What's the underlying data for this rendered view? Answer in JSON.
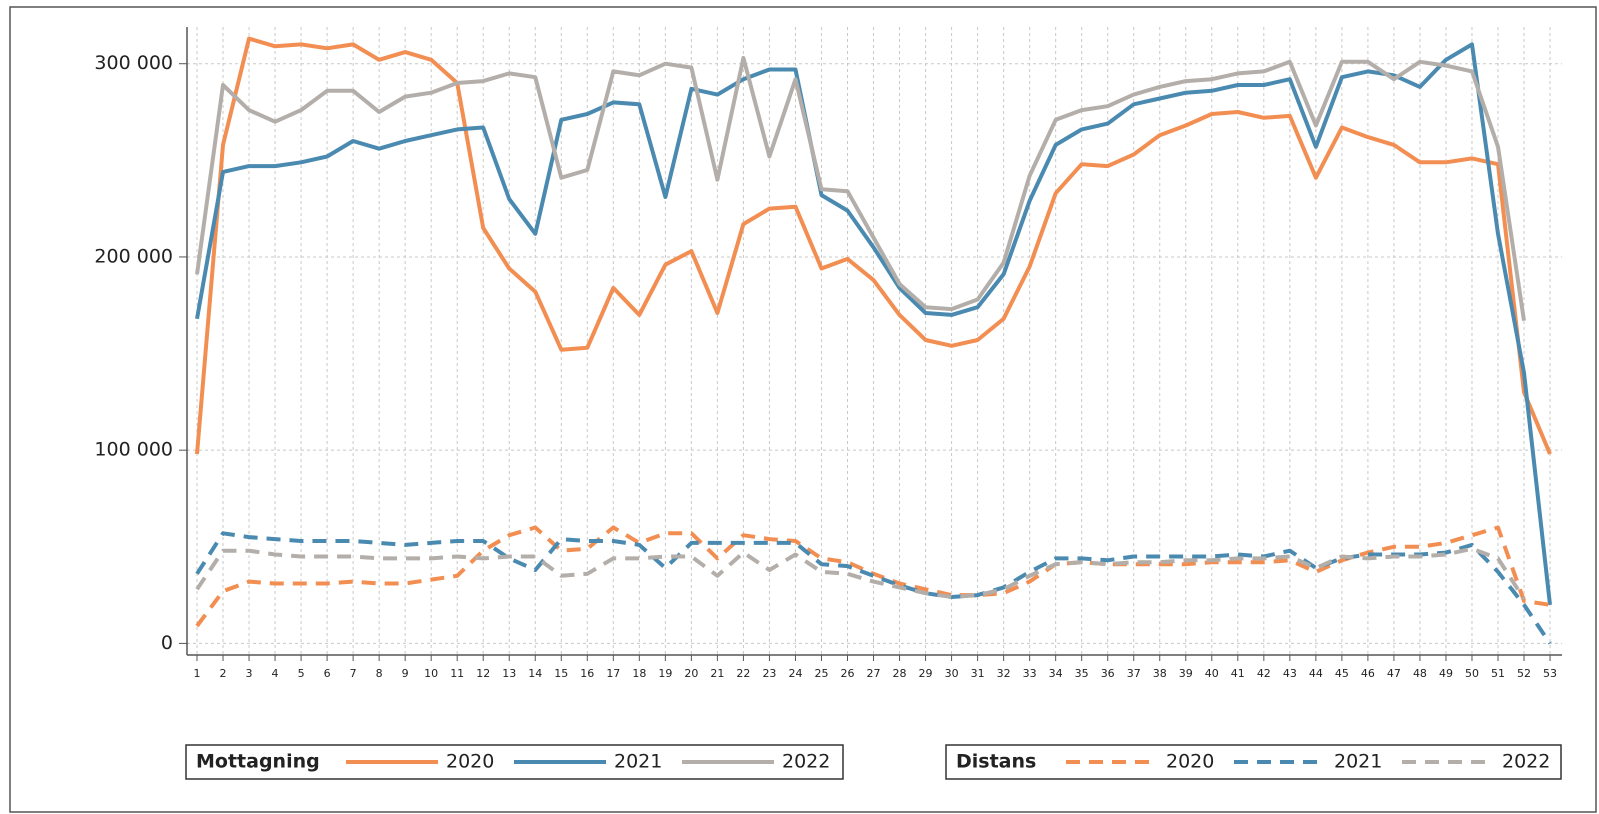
{
  "chart_data": {
    "type": "line",
    "categories": [
      "1",
      "2",
      "3",
      "4",
      "5",
      "6",
      "7",
      "8",
      "9",
      "10",
      "11",
      "12",
      "13",
      "14",
      "15",
      "16",
      "17",
      "18",
      "19",
      "20",
      "21",
      "22",
      "23",
      "24",
      "25",
      "26",
      "27",
      "28",
      "29",
      "30",
      "31",
      "32",
      "33",
      "34",
      "35",
      "36",
      "37",
      "38",
      "39",
      "40",
      "41",
      "42",
      "43",
      "44",
      "45",
      "46",
      "47",
      "48",
      "49",
      "50",
      "51",
      "52",
      "53"
    ],
    "ylim": [
      -6000,
      319000
    ],
    "yticks": [
      0,
      {
        "value": 100000,
        "label": "100 000"
      },
      {
        "value": 200000,
        "label": "200 000"
      },
      {
        "value": 300000,
        "label": "300 000"
      }
    ],
    "grid": true,
    "groups": [
      {
        "name": "Mottagning",
        "line": "solid",
        "series": [
          {
            "name": "2020",
            "color": "#f28e52",
            "values": [
              98000,
              258000,
              313000,
              309000,
              310000,
              308000,
              310000,
              302000,
              306000,
              302000,
              290000,
              215000,
              194000,
              182000,
              152000,
              153000,
              184000,
              170000,
              196000,
              203000,
              171000,
              217000,
              225000,
              226000,
              194000,
              199000,
              188000,
              170000,
              157000,
              154000,
              157000,
              168000,
              195000,
              233000,
              248000,
              247000,
              253000,
              263000,
              268000,
              274000,
              275000,
              272000,
              273000,
              241000,
              267000,
              262000,
              258000,
              249000,
              249000,
              251000,
              248000,
              130000,
              98000
            ]
          },
          {
            "name": "2021",
            "color": "#4a8ab0",
            "values": [
              168000,
              244000,
              247000,
              247000,
              249000,
              252000,
              260000,
              256000,
              260000,
              263000,
              266000,
              267000,
              230000,
              212000,
              271000,
              274000,
              280000,
              279000,
              231000,
              287000,
              284000,
              292000,
              297000,
              297000,
              232000,
              224000,
              205000,
              184000,
              171000,
              170000,
              174000,
              191000,
              229000,
              258000,
              266000,
              269000,
              279000,
              282000,
              285000,
              286000,
              289000,
              289000,
              292000,
              257000,
              293000,
              296000,
              294000,
              288000,
              302000,
              310000,
              212000,
              140000,
              20000
            ]
          },
          {
            "name": "2022",
            "color": "#b3aea9",
            "values": [
              191000,
              289000,
              276000,
              270000,
              276000,
              286000,
              286000,
              275000,
              283000,
              285000,
              290000,
              291000,
              295000,
              293000,
              241000,
              245000,
              296000,
              294000,
              300000,
              298000,
              240000,
              303000,
              252000,
              292000,
              235000,
              234000,
              210000,
              186000,
              174000,
              173000,
              178000,
              197000,
              242000,
              271000,
              276000,
              278000,
              284000,
              288000,
              291000,
              292000,
              295000,
              296000,
              301000,
              268000,
              301000,
              301000,
              292000,
              301000,
              299000,
              296000,
              257000,
              167000,
              null
            ]
          }
        ]
      },
      {
        "name": "Distans",
        "line": "dashed",
        "series": [
          {
            "name": "2020",
            "color": "#f28e52",
            "values": [
              9000,
              27000,
              32000,
              31000,
              31000,
              31000,
              32000,
              31000,
              31000,
              33000,
              35000,
              48000,
              56000,
              60000,
              48000,
              49000,
              60000,
              52000,
              57000,
              57000,
              44000,
              56000,
              54000,
              53000,
              44000,
              42000,
              36000,
              31000,
              28000,
              25000,
              25000,
              26000,
              32000,
              41000,
              42000,
              41000,
              41000,
              41000,
              41000,
              42000,
              42000,
              42000,
              43000,
              37000,
              43000,
              47000,
              50000,
              50000,
              52000,
              56000,
              60000,
              22000,
              20000
            ]
          },
          {
            "name": "2021",
            "color": "#4a8ab0",
            "values": [
              36000,
              57000,
              55000,
              54000,
              53000,
              53000,
              53000,
              52000,
              51000,
              52000,
              53000,
              53000,
              44000,
              38000,
              54000,
              53000,
              53000,
              51000,
              39000,
              52000,
              52000,
              52000,
              52000,
              52000,
              41000,
              40000,
              35000,
              30000,
              26000,
              24000,
              25000,
              29000,
              37000,
              44000,
              44000,
              43000,
              45000,
              45000,
              45000,
              45000,
              46000,
              45000,
              48000,
              39000,
              44000,
              46000,
              46000,
              46000,
              47000,
              51000,
              37000,
              20000,
              0
            ]
          },
          {
            "name": "2022",
            "color": "#b3aea9",
            "values": [
              28000,
              48000,
              48000,
              46000,
              45000,
              45000,
              45000,
              44000,
              44000,
              44000,
              45000,
              44000,
              45000,
              45000,
              35000,
              36000,
              44000,
              44000,
              45000,
              45000,
              35000,
              47000,
              38000,
              46000,
              37000,
              36000,
              32000,
              29000,
              26000,
              24000,
              25000,
              28000,
              35000,
              41000,
              42000,
              41000,
              42000,
              42000,
              43000,
              43000,
              44000,
              44000,
              45000,
              39000,
              45000,
              44000,
              45000,
              45000,
              46000,
              49000,
              44000,
              23000,
              null
            ]
          }
        ]
      }
    ]
  }
}
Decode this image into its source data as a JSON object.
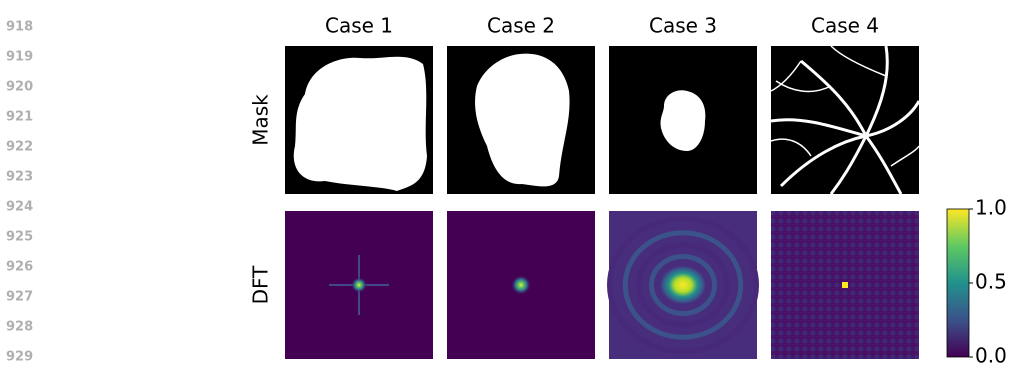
{
  "line_numbers": [
    "918",
    "919",
    "920",
    "921",
    "922",
    "923",
    "924",
    "925",
    "926",
    "927",
    "928",
    "929"
  ],
  "figure": {
    "columns": [
      "Case 1",
      "Case 2",
      "Case 3",
      "Case 4"
    ],
    "rows": [
      "Mask",
      "DFT"
    ],
    "colorbar": {
      "lim": [
        0,
        1
      ],
      "ticks": [
        {
          "value": 1,
          "label": "1.0"
        },
        {
          "value": 0.5,
          "label": "0.5"
        },
        {
          "value": 0,
          "label": "0.0"
        }
      ]
    }
  }
}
== == ==
*Given instruction*. Quote every record above exactly, leaving out the pictures.

*Answer to this task*.
What's the underlying data for this rendered view? Answer in JSON.
{
  "chart_data": {
    "type": "line",
    "categories": [
      "1",
      "2",
      "3",
      "4",
      "5",
      "6",
      "7",
      "8",
      "9",
      "10",
      "11",
      "12",
      "13",
      "14",
      "15",
      "16",
      "17",
      "18",
      "19",
      "20",
      "21",
      "22",
      "23",
      "24",
      "25",
      "26",
      "27",
      "28",
      "29",
      "30",
      "31",
      "32",
      "33",
      "34",
      "35",
      "36",
      "37",
      "38",
      "39",
      "40",
      "41",
      "42",
      "43",
      "44",
      "45",
      "46",
      "47",
      "48",
      "49",
      "50",
      "51",
      "52",
      "53"
    ],
    "ylim": [
      -6000,
      319000
    ],
    "yticks": [
      0,
      {
        "value": 100000,
        "label": "100 000"
      },
      {
        "value": 200000,
        "label": "200 000"
      },
      {
        "value": 300000,
        "label": "300 000"
      }
    ],
    "grid": true,
    "groups": [
      {
        "name": "Mottagning",
        "line": "solid",
        "series": [
          {
            "name": "2020",
            "color": "#f28e52",
            "values": [
              98000,
              258000,
              313000,
              309000,
              310000,
              308000,
              310000,
              302000,
              306000,
              302000,
              290000,
              215000,
              194000,
              182000,
              152000,
              153000,
              184000,
              170000,
              196000,
              203000,
              171000,
              217000,
              225000,
              226000,
              194000,
              199000,
              188000,
              170000,
              157000,
              154000,
              157000,
              168000,
              195000,
              233000,
              248000,
              247000,
              253000,
              263000,
              268000,
              274000,
              275000,
              272000,
              273000,
              241000,
              267000,
              262000,
              258000,
              249000,
              249000,
              251000,
              248000,
              130000,
              98000
            ]
          },
          {
            "name": "2021",
            "color": "#4a8ab0",
            "values": [
              168000,
              244000,
              247000,
              247000,
              249000,
              252000,
              260000,
              256000,
              260000,
              263000,
              266000,
              267000,
              230000,
              212000,
              271000,
              274000,
              280000,
              279000,
              231000,
              287000,
              284000,
              292000,
              297000,
              297000,
              232000,
              224000,
              205000,
              184000,
              171000,
              170000,
              174000,
              191000,
              229000,
              258000,
              266000,
              269000,
              279000,
              282000,
              285000,
              286000,
              289000,
              289000,
              292000,
              257000,
              293000,
              296000,
              294000,
              288000,
              302000,
              310000,
              212000,
              140000,
              20000
            ]
          },
          {
            "name": "2022",
            "color": "#b3aea9",
            "values": [
              191000,
              289000,
              276000,
              270000,
              276000,
              286000,
              286000,
              275000,
              283000,
              285000,
              290000,
              291000,
              295000,
              293000,
              241000,
              245000,
              296000,
              294000,
              300000,
              298000,
              240000,
              303000,
              252000,
              292000,
              235000,
              234000,
              210000,
              186000,
              174000,
              173000,
              178000,
              197000,
              242000,
              271000,
              276000,
              278000,
              284000,
              288000,
              291000,
              292000,
              295000,
              296000,
              301000,
              268000,
              301000,
              301000,
              292000,
              301000,
              299000,
              296000,
              257000,
              167000,
              null
            ]
          }
        ]
      },
      {
        "name": "Distans",
        "line": "dashed",
        "series": [
          {
            "name": "2020",
            "color": "#f28e52",
            "values": [
              9000,
              27000,
              32000,
              31000,
              31000,
              31000,
              32000,
              31000,
              31000,
              33000,
              35000,
              48000,
              56000,
              60000,
              48000,
              49000,
              60000,
              52000,
              57000,
              57000,
              44000,
              56000,
              54000,
              53000,
              44000,
              42000,
              36000,
              31000,
              28000,
              25000,
              25000,
              26000,
              32000,
              41000,
              42000,
              41000,
              41000,
              41000,
              41000,
              42000,
              42000,
              42000,
              43000,
              37000,
              43000,
              47000,
              50000,
              50000,
              52000,
              56000,
              60000,
              22000,
              20000
            ]
          },
          {
            "name": "2021",
            "color": "#4a8ab0",
            "values": [
              36000,
              57000,
              55000,
              54000,
              53000,
              53000,
              53000,
              52000,
              51000,
              52000,
              53000,
              53000,
              44000,
              38000,
              54000,
              53000,
              53000,
              51000,
              39000,
              52000,
              52000,
              52000,
              52000,
              52000,
              41000,
              40000,
              35000,
              30000,
              26000,
              24000,
              25000,
              29000,
              37000,
              44000,
              44000,
              43000,
              45000,
              45000,
              45000,
              45000,
              46000,
              45000,
              48000,
              39000,
              44000,
              46000,
              46000,
              46000,
              47000,
              51000,
              37000,
              20000,
              0
            ]
          },
          {
            "name": "2022",
            "color": "#b3aea9",
            "values": [
              28000,
              48000,
              48000,
              46000,
              45000,
              45000,
              45000,
              44000,
              44000,
              44000,
              45000,
              44000,
              45000,
              45000,
              35000,
              36000,
              44000,
              44000,
              45000,
              45000,
              35000,
              47000,
              38000,
              46000,
              37000,
              36000,
              32000,
              29000,
              26000,
              24000,
              25000,
              28000,
              35000,
              41000,
              42000,
              41000,
              42000,
              42000,
              43000,
              43000,
              44000,
              44000,
              45000,
              39000,
              45000,
              44000,
              45000,
              45000,
              46000,
              49000,
              44000,
              23000,
              null
            ]
          }
        ]
      }
    ]
  }
}
Decode this image into its source data as a JSON object.
{
  "line_numbers": [
    "918",
    "919",
    "920",
    "921",
    "922",
    "923",
    "924",
    "925",
    "926",
    "927",
    "928",
    "929"
  ],
  "figure": {
    "columns": [
      "Case 1",
      "Case 2",
      "Case 3",
      "Case 4"
    ],
    "rows": [
      "Mask",
      "DFT"
    ],
    "colorbar": {
      "lim": [
        0,
        1
      ],
      "ticks": [
        {
          "value": 1,
          "label": "1.0"
        },
        {
          "value": 0.5,
          "label": "0.5"
        },
        {
          "value": 0,
          "label": "0.0"
        }
      ]
    }
  }
}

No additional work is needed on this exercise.